Quoted passage -
___

Thanks for all the excellent suggestions.
Much appreciated.
I will follow up in due course as to what I used.
Now back to my family and nature photos, another big sort!
David
Burkphoto,
Thanks for clarifying that up.
And yes, I was always amazed at how much silver we extracted from depleted chemicals.
Architect1776 wrote:
Put in the kitchen garbage bag and the garbage truck picks them up and puts into land fill safely to never be seen again.
No shredding necessary.
Terrible advice HIPPA laws apply.
If you Rob a bank and don't get caught are you not violating the law
Run them through a chipper shredder, then soak the remains in sulphuric acid, then neutralize those remains with some sort of base, then dynamite whats left. Would that work?

___

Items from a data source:
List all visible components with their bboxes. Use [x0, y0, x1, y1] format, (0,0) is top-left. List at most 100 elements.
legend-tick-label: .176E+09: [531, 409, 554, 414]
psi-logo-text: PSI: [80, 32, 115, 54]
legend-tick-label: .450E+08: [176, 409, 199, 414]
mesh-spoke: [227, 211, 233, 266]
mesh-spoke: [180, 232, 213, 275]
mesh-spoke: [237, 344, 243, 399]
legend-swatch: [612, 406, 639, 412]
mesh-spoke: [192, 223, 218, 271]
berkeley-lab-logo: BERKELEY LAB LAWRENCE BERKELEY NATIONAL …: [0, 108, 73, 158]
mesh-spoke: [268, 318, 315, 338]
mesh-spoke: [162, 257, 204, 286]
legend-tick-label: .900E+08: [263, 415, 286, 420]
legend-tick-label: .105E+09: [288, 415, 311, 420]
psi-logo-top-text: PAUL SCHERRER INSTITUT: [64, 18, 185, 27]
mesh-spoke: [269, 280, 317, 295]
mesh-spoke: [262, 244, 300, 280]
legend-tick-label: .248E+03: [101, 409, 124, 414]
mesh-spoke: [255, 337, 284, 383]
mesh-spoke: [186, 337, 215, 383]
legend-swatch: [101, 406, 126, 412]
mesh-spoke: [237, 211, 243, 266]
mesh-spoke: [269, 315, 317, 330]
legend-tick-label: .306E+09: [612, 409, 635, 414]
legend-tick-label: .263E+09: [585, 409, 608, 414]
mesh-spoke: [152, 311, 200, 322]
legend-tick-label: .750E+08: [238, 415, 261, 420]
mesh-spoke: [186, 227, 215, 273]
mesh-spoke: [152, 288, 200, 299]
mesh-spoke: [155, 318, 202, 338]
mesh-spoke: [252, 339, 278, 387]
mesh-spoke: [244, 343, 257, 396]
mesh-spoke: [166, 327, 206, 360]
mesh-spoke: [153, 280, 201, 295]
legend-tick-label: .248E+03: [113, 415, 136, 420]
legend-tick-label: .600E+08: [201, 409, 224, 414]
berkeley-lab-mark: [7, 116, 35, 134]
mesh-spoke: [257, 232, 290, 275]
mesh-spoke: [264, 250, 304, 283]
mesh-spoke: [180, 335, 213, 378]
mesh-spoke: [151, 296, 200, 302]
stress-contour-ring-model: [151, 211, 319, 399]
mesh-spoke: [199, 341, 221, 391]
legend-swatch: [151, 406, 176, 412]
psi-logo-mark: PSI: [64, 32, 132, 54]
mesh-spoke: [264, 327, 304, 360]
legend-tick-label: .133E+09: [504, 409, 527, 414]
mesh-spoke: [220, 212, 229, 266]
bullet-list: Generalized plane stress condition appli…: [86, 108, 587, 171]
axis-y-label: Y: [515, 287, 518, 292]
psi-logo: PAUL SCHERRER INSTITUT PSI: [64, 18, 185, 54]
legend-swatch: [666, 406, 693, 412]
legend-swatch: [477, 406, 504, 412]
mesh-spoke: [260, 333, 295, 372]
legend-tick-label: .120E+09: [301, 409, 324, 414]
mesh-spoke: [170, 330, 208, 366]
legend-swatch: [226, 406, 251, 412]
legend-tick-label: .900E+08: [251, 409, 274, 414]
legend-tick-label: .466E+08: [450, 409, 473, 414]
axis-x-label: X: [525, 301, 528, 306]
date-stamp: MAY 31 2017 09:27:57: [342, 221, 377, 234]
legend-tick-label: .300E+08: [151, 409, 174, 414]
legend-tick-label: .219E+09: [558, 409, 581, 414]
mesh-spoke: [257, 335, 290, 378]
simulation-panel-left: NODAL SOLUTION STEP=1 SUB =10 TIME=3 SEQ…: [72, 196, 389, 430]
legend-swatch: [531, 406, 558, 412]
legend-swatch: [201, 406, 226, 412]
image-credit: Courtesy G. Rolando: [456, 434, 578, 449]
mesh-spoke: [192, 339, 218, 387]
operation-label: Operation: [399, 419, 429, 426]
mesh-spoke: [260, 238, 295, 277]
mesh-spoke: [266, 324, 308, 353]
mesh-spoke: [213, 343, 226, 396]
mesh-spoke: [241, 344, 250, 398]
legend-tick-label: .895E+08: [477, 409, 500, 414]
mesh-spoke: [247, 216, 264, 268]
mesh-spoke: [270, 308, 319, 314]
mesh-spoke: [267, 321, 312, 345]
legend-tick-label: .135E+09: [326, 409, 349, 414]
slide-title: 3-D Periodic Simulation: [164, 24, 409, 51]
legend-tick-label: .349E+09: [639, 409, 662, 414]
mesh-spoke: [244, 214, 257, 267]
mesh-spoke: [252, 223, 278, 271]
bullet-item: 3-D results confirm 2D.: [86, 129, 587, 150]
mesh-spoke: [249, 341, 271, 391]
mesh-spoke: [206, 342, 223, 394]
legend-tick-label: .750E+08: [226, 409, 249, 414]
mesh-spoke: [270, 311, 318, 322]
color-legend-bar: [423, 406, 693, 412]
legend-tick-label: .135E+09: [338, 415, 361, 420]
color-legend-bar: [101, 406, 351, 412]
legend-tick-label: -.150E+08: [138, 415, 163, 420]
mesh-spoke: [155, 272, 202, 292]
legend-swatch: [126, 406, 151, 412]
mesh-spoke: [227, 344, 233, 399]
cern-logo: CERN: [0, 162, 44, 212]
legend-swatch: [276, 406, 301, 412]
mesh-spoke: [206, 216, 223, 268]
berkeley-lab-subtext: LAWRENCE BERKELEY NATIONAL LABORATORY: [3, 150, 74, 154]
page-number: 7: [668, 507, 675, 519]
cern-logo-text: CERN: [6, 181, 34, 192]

___

Required work -
**1.** Can you reproduce the forum discussion word for word, starting at "Much appreciated." and ending at "Would that work?"?
**2.** Could you carry the forum discussion forward from its final post?

Results of the exercise -
**1.**
Much appreciated.
I will follow up in due course as to what I used.
Now back to my family and nature photos, another big sort!
David
Burkphoto,
Thanks for clarifying that up.
And yes, I was always amazed at how much silver we extracted from depleted chemicals.
Architect1776 wrote:
Put in the kitchen garbage bag and the garbage truck picks them up and puts into land fill safely to never be seen again.
No shredding necessary.
Terrible advice HIPPA laws apply.
If you Rob a bank and don't get caught are you not violating the law
Run them through a chipper shredder, then soak the remains in sulphuric acid, then neutralize those remains with some sort of base, then dynamite whats left. Would that work?

**2.**
Architect1776 wrote:
Put in the kitchen garbage bag and the garbage truck picks them up and puts into land fill safely to never be seen again.
No shredding necessary.
That is specifically against HIPAA disposal rules and regulations. The information must be rendered unreadable before it is put in a trash bin, not after.
Who ever said OP was a dentist?
He said clinical
Check with a silver refinery, most took old photos, slides and x-rays!
Not sure on transperases. Could be some money in it depending on silver prices. Just google film and photo silver refinery.